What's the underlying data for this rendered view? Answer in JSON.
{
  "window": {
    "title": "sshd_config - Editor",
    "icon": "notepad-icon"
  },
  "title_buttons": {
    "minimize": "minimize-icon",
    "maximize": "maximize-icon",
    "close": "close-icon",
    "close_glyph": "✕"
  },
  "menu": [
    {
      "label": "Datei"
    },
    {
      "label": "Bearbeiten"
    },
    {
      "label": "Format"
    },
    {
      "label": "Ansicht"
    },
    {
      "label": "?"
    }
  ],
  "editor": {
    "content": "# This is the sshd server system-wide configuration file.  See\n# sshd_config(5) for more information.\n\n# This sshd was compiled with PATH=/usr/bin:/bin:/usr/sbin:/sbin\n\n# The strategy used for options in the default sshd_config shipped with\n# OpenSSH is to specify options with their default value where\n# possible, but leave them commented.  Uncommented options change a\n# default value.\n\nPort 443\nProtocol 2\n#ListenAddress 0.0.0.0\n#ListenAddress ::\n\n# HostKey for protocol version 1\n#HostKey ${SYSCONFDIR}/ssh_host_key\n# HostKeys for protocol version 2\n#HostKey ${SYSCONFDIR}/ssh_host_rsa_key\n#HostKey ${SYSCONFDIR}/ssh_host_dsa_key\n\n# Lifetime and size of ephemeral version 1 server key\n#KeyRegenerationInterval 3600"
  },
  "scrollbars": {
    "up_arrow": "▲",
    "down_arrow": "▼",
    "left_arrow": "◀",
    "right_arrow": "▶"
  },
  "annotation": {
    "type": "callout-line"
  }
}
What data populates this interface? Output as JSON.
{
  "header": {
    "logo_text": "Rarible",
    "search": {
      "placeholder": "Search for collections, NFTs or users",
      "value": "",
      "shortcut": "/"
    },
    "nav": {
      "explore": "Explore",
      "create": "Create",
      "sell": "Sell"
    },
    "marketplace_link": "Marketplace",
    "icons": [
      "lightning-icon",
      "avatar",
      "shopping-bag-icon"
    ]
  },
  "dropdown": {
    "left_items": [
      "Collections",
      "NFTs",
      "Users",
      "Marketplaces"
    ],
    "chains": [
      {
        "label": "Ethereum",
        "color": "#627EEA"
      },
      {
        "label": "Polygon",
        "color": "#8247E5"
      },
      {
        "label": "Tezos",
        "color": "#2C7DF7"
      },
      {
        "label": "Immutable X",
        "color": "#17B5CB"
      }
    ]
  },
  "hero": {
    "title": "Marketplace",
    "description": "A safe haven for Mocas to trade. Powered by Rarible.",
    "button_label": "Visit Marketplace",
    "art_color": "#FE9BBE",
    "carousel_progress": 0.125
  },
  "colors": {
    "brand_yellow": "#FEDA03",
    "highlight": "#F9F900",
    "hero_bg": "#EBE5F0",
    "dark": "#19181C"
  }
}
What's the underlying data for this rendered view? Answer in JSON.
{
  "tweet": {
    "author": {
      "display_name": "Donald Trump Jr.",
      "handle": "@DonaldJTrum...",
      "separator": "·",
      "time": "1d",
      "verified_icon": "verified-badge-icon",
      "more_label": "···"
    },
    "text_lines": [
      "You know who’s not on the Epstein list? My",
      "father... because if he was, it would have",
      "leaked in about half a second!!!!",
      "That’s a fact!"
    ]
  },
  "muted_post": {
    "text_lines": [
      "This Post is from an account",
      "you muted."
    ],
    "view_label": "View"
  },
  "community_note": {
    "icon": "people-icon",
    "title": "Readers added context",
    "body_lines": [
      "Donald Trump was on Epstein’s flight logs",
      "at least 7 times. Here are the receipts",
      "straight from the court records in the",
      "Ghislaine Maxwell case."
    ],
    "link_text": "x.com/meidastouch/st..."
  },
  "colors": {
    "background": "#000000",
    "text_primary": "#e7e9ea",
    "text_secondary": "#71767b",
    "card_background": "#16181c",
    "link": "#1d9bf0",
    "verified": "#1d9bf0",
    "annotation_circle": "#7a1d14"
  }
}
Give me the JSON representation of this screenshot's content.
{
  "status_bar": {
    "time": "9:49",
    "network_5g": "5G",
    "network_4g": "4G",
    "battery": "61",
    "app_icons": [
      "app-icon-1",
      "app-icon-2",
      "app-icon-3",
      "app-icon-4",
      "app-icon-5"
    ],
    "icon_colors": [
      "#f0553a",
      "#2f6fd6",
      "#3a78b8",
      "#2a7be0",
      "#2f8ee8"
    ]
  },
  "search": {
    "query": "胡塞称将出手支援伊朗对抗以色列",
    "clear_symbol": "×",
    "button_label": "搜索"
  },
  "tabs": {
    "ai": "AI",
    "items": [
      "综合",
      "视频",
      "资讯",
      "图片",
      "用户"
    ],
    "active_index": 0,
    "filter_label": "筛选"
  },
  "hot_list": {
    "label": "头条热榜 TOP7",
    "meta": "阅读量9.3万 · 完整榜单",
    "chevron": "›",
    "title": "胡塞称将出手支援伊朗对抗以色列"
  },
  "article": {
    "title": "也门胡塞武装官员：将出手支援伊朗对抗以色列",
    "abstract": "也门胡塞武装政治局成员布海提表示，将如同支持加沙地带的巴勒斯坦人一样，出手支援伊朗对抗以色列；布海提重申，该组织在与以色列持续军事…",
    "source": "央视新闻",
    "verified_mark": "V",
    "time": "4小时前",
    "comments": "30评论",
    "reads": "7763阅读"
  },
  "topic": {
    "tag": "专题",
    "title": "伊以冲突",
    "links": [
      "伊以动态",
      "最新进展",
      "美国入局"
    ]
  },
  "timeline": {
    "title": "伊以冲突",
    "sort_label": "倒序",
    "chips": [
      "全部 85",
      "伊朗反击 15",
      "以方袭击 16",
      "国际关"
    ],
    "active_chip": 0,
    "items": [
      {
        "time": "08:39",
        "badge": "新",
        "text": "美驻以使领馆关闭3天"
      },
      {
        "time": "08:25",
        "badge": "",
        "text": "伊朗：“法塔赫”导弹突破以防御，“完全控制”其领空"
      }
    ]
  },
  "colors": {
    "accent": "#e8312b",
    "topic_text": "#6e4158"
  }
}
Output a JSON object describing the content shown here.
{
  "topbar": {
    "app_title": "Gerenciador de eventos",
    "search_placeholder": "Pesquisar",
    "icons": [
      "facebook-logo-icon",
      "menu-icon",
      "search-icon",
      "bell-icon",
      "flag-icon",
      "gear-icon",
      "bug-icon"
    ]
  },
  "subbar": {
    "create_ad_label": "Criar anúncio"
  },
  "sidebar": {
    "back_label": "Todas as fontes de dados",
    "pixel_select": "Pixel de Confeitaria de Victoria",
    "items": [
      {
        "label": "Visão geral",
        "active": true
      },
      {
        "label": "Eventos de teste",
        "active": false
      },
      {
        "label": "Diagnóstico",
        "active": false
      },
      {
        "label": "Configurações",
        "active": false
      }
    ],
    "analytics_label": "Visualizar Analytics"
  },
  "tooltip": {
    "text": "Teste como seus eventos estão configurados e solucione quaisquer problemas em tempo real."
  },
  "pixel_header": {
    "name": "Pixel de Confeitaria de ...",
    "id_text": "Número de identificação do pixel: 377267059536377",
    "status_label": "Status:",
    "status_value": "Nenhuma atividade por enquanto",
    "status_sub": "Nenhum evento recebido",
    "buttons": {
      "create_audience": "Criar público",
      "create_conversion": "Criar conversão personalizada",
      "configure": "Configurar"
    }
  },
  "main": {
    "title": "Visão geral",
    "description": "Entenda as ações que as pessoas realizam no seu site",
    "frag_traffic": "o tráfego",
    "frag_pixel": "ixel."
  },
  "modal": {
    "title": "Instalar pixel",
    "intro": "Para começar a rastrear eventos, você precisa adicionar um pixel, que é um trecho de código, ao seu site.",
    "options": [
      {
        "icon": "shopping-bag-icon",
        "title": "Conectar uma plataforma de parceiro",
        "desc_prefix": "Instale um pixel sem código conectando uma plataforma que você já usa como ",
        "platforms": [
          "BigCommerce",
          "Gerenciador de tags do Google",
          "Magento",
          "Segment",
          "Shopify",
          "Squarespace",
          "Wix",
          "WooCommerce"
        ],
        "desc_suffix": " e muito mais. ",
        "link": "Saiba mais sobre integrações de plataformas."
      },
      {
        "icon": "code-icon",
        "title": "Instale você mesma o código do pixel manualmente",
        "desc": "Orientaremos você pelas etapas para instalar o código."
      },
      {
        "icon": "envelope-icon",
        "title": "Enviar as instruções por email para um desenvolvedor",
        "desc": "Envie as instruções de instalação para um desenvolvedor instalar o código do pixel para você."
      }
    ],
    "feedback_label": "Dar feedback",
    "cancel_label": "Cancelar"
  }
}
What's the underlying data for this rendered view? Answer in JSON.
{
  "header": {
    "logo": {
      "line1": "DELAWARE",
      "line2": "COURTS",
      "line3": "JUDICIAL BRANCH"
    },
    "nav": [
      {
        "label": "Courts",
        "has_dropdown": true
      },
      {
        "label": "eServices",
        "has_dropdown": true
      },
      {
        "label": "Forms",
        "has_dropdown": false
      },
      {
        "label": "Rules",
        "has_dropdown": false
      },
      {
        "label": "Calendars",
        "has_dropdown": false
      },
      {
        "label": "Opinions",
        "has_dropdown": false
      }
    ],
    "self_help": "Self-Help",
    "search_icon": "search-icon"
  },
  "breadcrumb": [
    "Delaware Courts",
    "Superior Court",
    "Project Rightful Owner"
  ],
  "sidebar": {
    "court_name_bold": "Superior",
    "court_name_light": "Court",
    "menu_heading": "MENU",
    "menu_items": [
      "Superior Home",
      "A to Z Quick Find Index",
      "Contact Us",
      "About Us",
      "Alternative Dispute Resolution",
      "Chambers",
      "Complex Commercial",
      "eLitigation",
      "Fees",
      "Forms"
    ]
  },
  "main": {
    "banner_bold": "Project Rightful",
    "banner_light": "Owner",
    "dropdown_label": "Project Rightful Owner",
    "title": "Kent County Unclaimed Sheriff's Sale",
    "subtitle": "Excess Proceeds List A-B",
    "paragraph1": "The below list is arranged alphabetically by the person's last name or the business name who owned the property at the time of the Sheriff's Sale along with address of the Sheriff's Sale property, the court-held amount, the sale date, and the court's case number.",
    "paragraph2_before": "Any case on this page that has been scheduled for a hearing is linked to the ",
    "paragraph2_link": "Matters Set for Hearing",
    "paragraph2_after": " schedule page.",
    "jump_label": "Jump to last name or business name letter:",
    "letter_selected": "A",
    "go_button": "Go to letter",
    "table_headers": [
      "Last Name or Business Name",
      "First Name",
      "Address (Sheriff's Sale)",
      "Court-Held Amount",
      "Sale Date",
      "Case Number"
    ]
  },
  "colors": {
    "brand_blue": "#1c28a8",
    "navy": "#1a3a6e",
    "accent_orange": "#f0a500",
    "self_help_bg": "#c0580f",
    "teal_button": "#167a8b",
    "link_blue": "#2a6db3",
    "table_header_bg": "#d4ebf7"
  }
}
^^^^^^^^
◆ **Stated problem**
Provide the count, and nothing else, of lines in the data above where the word "Rightful" occurs.

◆ **Answer for the task**
3